_Required work_
Copy each line below in which the word "JSON" occurs.

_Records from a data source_
━━━━━━━━━━━━━━━━━━━━

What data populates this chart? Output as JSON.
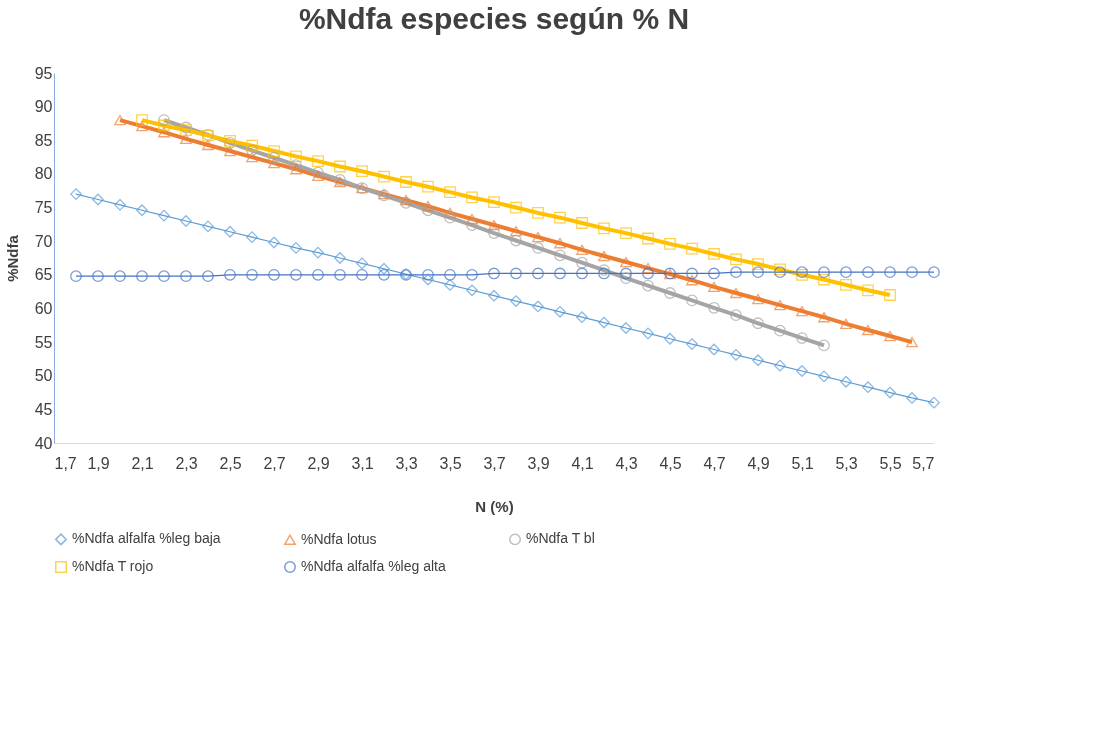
{
  "chart_data": {
    "type": "line",
    "title": "%Ndfa especies según % N",
    "xlabel": "N (%)",
    "ylabel": "%Ndfa",
    "xlim": [
      1.7,
      5.7
    ],
    "xticks": [
      {
        "value": 1.7,
        "label": "1,7"
      },
      {
        "value": 1.9,
        "label": "1,9"
      },
      {
        "value": 2.1,
        "label": "2,1"
      },
      {
        "value": 2.3,
        "label": "2,3"
      },
      {
        "value": 2.5,
        "label": "2,5"
      },
      {
        "value": 2.7,
        "label": "2,7"
      },
      {
        "value": 2.9,
        "label": "2,9"
      },
      {
        "value": 3.1,
        "label": "3,1"
      },
      {
        "value": 3.3,
        "label": "3,3"
      },
      {
        "value": 3.5,
        "label": "3,5"
      },
      {
        "value": 3.7,
        "label": "3,7"
      },
      {
        "value": 3.9,
        "label": "3,9"
      },
      {
        "value": 4.1,
        "label": "4,1"
      },
      {
        "value": 4.3,
        "label": "4,3"
      },
      {
        "value": 4.5,
        "label": "4,5"
      },
      {
        "value": 4.7,
        "label": "4,7"
      },
      {
        "value": 4.9,
        "label": "4,9"
      },
      {
        "value": 5.1,
        "label": "5,1"
      },
      {
        "value": 5.3,
        "label": "5,3"
      },
      {
        "value": 5.5,
        "label": "5,5"
      },
      {
        "value": 5.7,
        "label": "5,7"
      }
    ],
    "ylim": [
      40,
      95
    ],
    "yticks": [
      40,
      45,
      50,
      55,
      60,
      65,
      70,
      75,
      80,
      85,
      90,
      95
    ],
    "grid": false,
    "legend": "bottom",
    "line_style": "solid",
    "series": [
      {
        "name": "%Ndfa alfalfa %leg baja",
        "color": "#5b9bd5",
        "marker": "diamond",
        "x": [
          1.8,
          1.9,
          2.0,
          2.1,
          2.2,
          2.3,
          2.4,
          2.5,
          2.6,
          2.7,
          2.8,
          2.9,
          3.0,
          3.1,
          3.2,
          3.3,
          3.4,
          3.5,
          3.6,
          3.7,
          3.8,
          3.9,
          4.0,
          4.1,
          4.2,
          4.3,
          4.4,
          4.5,
          4.6,
          4.7,
          4.8,
          4.9,
          5.0,
          5.1,
          5.2,
          5.3,
          5.4,
          5.5,
          5.6,
          5.7
        ],
        "values": [
          77.0,
          76.2,
          75.4,
          74.6,
          73.8,
          73.0,
          72.2,
          71.4,
          70.6,
          69.8,
          69.0,
          68.3,
          67.5,
          66.7,
          65.9,
          65.1,
          64.3,
          63.5,
          62.7,
          61.9,
          61.1,
          60.3,
          59.5,
          58.7,
          57.9,
          57.1,
          56.3,
          55.5,
          54.7,
          53.9,
          53.1,
          52.3,
          51.5,
          50.7,
          49.9,
          49.1,
          48.3,
          47.5,
          46.7,
          46.0
        ]
      },
      {
        "name": "%Ndfa lotus",
        "color": "#ed7d31",
        "marker": "triangle",
        "x": [
          2.0,
          2.1,
          2.2,
          2.3,
          2.4,
          2.5,
          2.6,
          2.7,
          2.8,
          2.9,
          3.0,
          3.1,
          3.2,
          3.3,
          3.4,
          3.5,
          3.6,
          3.7,
          3.8,
          3.9,
          4.0,
          4.1,
          4.2,
          4.3,
          4.4,
          4.5,
          4.6,
          4.7,
          4.8,
          4.9,
          5.0,
          5.1,
          5.2,
          5.3,
          5.4,
          5.5,
          5.6
        ],
        "values": [
          88.0,
          87.1,
          86.2,
          85.2,
          84.3,
          83.4,
          82.5,
          81.6,
          80.7,
          79.7,
          78.8,
          77.9,
          77.0,
          76.1,
          75.2,
          74.2,
          73.3,
          72.4,
          71.5,
          70.6,
          69.7,
          68.7,
          67.8,
          66.9,
          66.0,
          65.1,
          64.2,
          63.2,
          62.3,
          61.4,
          60.5,
          59.6,
          58.7,
          57.7,
          56.8,
          55.9,
          55.0
        ]
      },
      {
        "name": "%Ndfa T bl",
        "color": "#a5a5a5",
        "marker": "circle",
        "x": [
          2.2,
          2.3,
          2.4,
          2.5,
          2.6,
          2.7,
          2.8,
          2.9,
          3.0,
          3.1,
          3.2,
          3.3,
          3.4,
          3.5,
          3.6,
          3.7,
          3.8,
          3.9,
          4.0,
          4.1,
          4.2,
          4.3,
          4.4,
          4.5,
          4.6,
          4.7,
          4.8,
          4.9,
          5.0,
          5.1,
          5.2
        ],
        "values": [
          88.0,
          86.9,
          85.8,
          84.6,
          83.5,
          82.4,
          81.3,
          80.2,
          79.1,
          77.9,
          76.8,
          75.7,
          74.6,
          73.5,
          72.4,
          71.2,
          70.1,
          69.0,
          67.9,
          66.8,
          65.7,
          64.5,
          63.4,
          62.3,
          61.2,
          60.1,
          59.0,
          57.8,
          56.7,
          55.6,
          54.5
        ]
      },
      {
        "name": "%Ndfa T rojo",
        "color": "#ffc000",
        "marker": "square",
        "x": [
          2.1,
          2.2,
          2.3,
          2.4,
          2.5,
          2.6,
          2.7,
          2.8,
          2.9,
          3.0,
          3.1,
          3.2,
          3.3,
          3.4,
          3.5,
          3.6,
          3.7,
          3.8,
          3.9,
          4.0,
          4.1,
          4.2,
          4.3,
          4.4,
          4.5,
          4.6,
          4.7,
          4.8,
          4.9,
          5.0,
          5.1,
          5.2,
          5.3,
          5.4,
          5.5
        ],
        "values": [
          88.0,
          87.2,
          86.5,
          85.7,
          84.9,
          84.2,
          83.4,
          82.6,
          81.9,
          81.1,
          80.4,
          79.6,
          78.8,
          78.1,
          77.3,
          76.5,
          75.8,
          75.0,
          74.2,
          73.5,
          72.7,
          71.9,
          71.2,
          70.4,
          69.6,
          68.9,
          68.1,
          67.3,
          66.6,
          65.8,
          65.0,
          64.3,
          63.5,
          62.7,
          62.0
        ]
      },
      {
        "name": "%Ndfa alfalfa %leg alta",
        "color": "#4472c4",
        "marker": "circle",
        "x": [
          1.8,
          1.9,
          2.0,
          2.1,
          2.2,
          2.3,
          2.4,
          2.5,
          2.6,
          2.7,
          2.8,
          2.9,
          3.0,
          3.1,
          3.2,
          3.3,
          3.4,
          3.5,
          3.6,
          3.7,
          3.8,
          3.9,
          4.0,
          4.1,
          4.2,
          4.3,
          4.4,
          4.5,
          4.6,
          4.7,
          4.8,
          4.9,
          5.0,
          5.1,
          5.2,
          5.3,
          5.4,
          5.5,
          5.6,
          5.7
        ],
        "values": [
          64.8,
          64.8,
          64.8,
          64.8,
          64.8,
          64.8,
          64.8,
          65.0,
          65.0,
          65.0,
          65.0,
          65.0,
          65.0,
          65.0,
          65.0,
          65.0,
          65.0,
          65.0,
          65.0,
          65.2,
          65.2,
          65.2,
          65.2,
          65.2,
          65.2,
          65.2,
          65.2,
          65.2,
          65.2,
          65.2,
          65.4,
          65.4,
          65.4,
          65.4,
          65.4,
          65.4,
          65.4,
          65.4,
          65.4,
          65.4
        ]
      }
    ]
  }
}
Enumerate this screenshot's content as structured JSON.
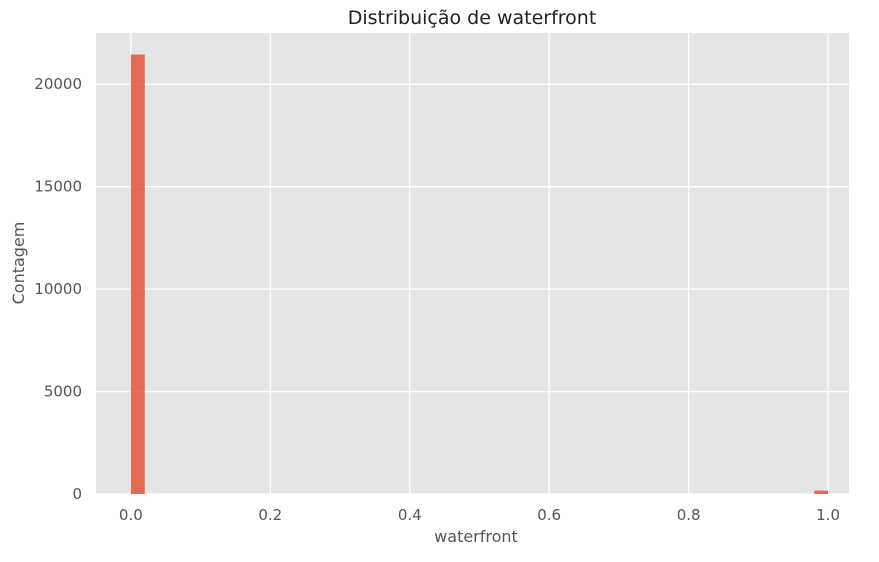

━━━━━━━━━━━━━━━━━━━━

_Exercise result_
What data populates this chart? Output as JSON.
Enumerate this screenshot's content as structured JSON.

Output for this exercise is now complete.